** Problem details **
Images should be left out, and everything else in the listing reproduced exactly.
## BEGIN
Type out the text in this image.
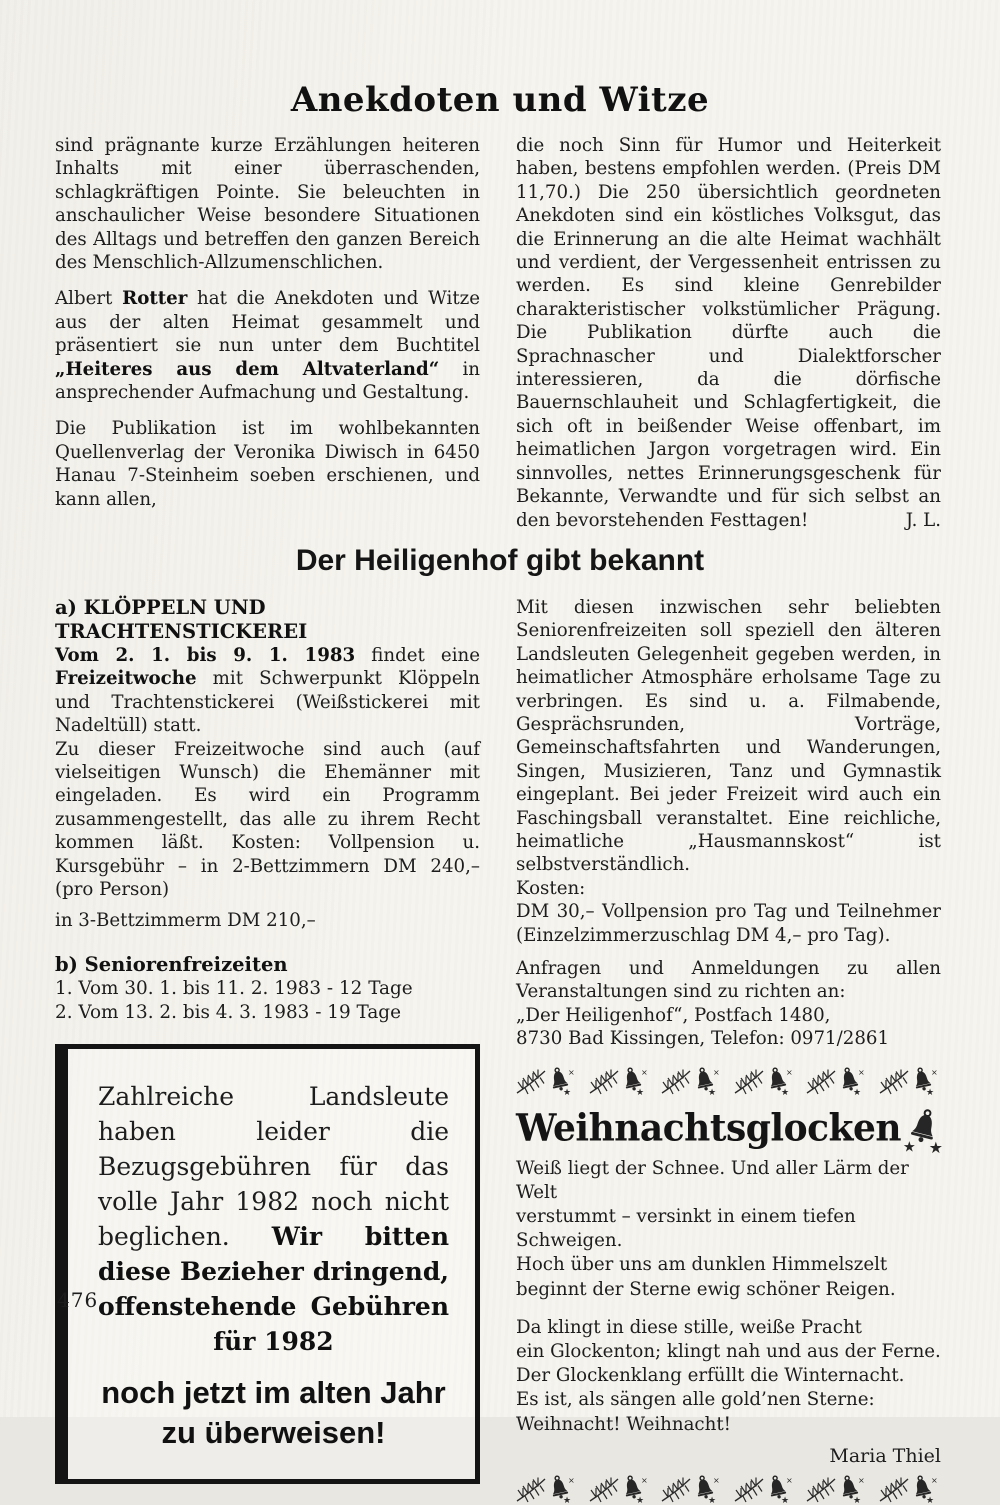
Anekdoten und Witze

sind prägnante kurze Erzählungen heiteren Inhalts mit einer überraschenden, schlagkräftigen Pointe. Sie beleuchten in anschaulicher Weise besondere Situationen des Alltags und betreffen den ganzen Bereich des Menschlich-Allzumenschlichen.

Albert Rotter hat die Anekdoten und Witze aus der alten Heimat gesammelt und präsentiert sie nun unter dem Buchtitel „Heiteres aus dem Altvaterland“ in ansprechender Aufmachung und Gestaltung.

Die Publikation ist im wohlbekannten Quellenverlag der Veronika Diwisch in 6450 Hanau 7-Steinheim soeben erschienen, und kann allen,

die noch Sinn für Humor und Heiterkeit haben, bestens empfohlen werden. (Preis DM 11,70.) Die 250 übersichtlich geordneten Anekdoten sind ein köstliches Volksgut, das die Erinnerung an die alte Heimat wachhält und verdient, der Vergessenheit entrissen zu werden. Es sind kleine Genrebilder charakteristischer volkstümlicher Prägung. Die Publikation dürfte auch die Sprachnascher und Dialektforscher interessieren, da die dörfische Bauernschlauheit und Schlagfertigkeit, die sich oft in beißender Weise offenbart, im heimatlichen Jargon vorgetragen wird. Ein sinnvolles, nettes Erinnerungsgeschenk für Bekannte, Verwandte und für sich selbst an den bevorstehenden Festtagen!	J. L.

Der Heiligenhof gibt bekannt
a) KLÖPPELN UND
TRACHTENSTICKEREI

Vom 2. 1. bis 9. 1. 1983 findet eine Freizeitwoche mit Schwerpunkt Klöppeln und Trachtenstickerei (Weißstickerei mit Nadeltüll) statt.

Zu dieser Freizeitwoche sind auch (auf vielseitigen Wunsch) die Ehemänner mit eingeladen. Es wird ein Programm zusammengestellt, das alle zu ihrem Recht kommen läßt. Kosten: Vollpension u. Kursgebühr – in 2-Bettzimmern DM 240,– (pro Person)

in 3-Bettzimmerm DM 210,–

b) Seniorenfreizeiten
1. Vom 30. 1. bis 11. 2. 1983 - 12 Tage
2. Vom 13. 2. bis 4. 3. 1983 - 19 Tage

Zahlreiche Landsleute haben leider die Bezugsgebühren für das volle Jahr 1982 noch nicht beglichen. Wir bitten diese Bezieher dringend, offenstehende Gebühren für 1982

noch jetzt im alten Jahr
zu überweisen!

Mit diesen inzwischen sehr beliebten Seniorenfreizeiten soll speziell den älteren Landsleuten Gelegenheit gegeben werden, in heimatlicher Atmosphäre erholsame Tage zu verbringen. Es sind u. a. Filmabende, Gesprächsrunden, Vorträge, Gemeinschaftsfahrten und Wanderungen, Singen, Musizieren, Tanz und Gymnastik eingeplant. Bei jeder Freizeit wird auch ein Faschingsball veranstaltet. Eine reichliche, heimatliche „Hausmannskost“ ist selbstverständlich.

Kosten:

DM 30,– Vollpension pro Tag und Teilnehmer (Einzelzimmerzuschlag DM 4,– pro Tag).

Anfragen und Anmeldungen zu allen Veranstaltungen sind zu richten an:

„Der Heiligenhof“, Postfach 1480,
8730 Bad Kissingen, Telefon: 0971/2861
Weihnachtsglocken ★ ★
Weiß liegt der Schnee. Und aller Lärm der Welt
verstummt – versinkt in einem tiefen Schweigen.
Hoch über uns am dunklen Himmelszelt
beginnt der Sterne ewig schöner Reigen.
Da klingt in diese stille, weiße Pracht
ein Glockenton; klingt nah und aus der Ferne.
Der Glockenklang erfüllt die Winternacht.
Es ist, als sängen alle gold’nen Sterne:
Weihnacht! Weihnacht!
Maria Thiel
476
## END
** Exercise answer **
Type out the text in this image.
Anekdoten und Witze

sind prägnante kurze Erzählungen heiteren Inhalts mit einer überraschenden, schlagkräftigen Pointe. Sie beleuchten in anschaulicher Weise besondere Situationen des Alltags und betreffen den ganzen Bereich des Menschlich-Allzumenschlichen.

Albert Rotter hat die Anekdoten und Witze aus der alten Heimat gesammelt und präsentiert sie nun unter dem Buchtitel „Heiteres aus dem Altvaterland“ in ansprechender Aufmachung und Gestaltung.

Die Publikation ist im wohlbekannten Quellenverlag der Veronika Diwisch in 6450 Hanau 7-Steinheim soeben erschienen, und kann allen,

die noch Sinn für Humor und Heiterkeit haben, bestens empfohlen werden. (Preis DM 11,70.) Die 250 übersichtlich geordneten Anekdoten sind ein köstliches Volksgut, das die Erinnerung an die alte Heimat wachhält und verdient, der Vergessenheit entrissen zu werden. Es sind kleine Genrebilder charakteristischer volkstümlicher Prägung. Die Publikation dürfte auch die Sprachnascher und Dialektforscher interessieren, da die dörfische Bauernschlauheit und Schlagfertigkeit, die sich oft in beißender Weise offenbart, im heimatlichen Jargon vorgetragen wird. Ein sinnvolles, nettes Erinnerungsgeschenk für Bekannte, Verwandte und für sich selbst an den bevorstehenden Festtagen!	J. L.

Der Heiligenhof gibt bekannt
a) KLÖPPELN UND
TRACHTENSTICKEREI

Vom 2. 1. bis 9. 1. 1983 findet eine Freizeitwoche mit Schwerpunkt Klöppeln und Trachtenstickerei (Weißstickerei mit Nadeltüll) statt.

Zu dieser Freizeitwoche sind auch (auf vielseitigen Wunsch) die Ehemänner mit eingeladen. Es wird ein Programm zusammengestellt, das alle zu ihrem Recht kommen läßt. Kosten: Vollpension u. Kursgebühr – in 2-Bettzimmern DM 240,– (pro Person)

in 3-Bettzimmerm DM 210,–

b) Seniorenfreizeiten
1. Vom 30. 1. bis 11. 2. 1983 - 12 Tage
2. Vom 13. 2. bis 4. 3. 1983 - 19 Tage

Zahlreiche Landsleute haben leider die Bezugsgebühren für das volle Jahr 1982 noch nicht beglichen. Wir bitten diese Bezieher dringend, offenstehende Gebühren für 1982

noch jetzt im alten Jahr
zu überweisen!

Mit diesen inzwischen sehr beliebten Seniorenfreizeiten soll speziell den älteren Landsleuten Gelegenheit gegeben werden, in heimatlicher Atmosphäre erholsame Tage zu verbringen. Es sind u. a. Filmabende, Gesprächsrunden, Vorträge, Gemeinschaftsfahrten und Wanderungen, Singen, Musizieren, Tanz und Gymnastik eingeplant. Bei jeder Freizeit wird auch ein Faschingsball veranstaltet. Eine reichliche, heimatliche „Hausmannskost“ ist selbstverständlich.

Kosten:

DM 30,– Vollpension pro Tag und Teilnehmer (Einzelzimmerzuschlag DM 4,– pro Tag).

Anfragen und Anmeldungen zu allen Veranstaltungen sind zu richten an:

„Der Heiligenhof“, Postfach 1480,
8730 Bad Kissingen, Telefon: 0971/2861
Weihnachtsglocken ★ ★
Weiß liegt der Schnee. Und aller Lärm der Welt
verstummt – versinkt in einem tiefen Schweigen.
Hoch über uns am dunklen Himmelszelt
beginnt der Sterne ewig schöner Reigen.
Da klingt in diese stille, weiße Pracht
ein Glockenton; klingt nah und aus der Ferne.
Der Glockenklang erfüllt die Winternacht.
Es ist, als sängen alle gold’nen Sterne:
Weihnacht! Weihnacht!
Maria Thiel
476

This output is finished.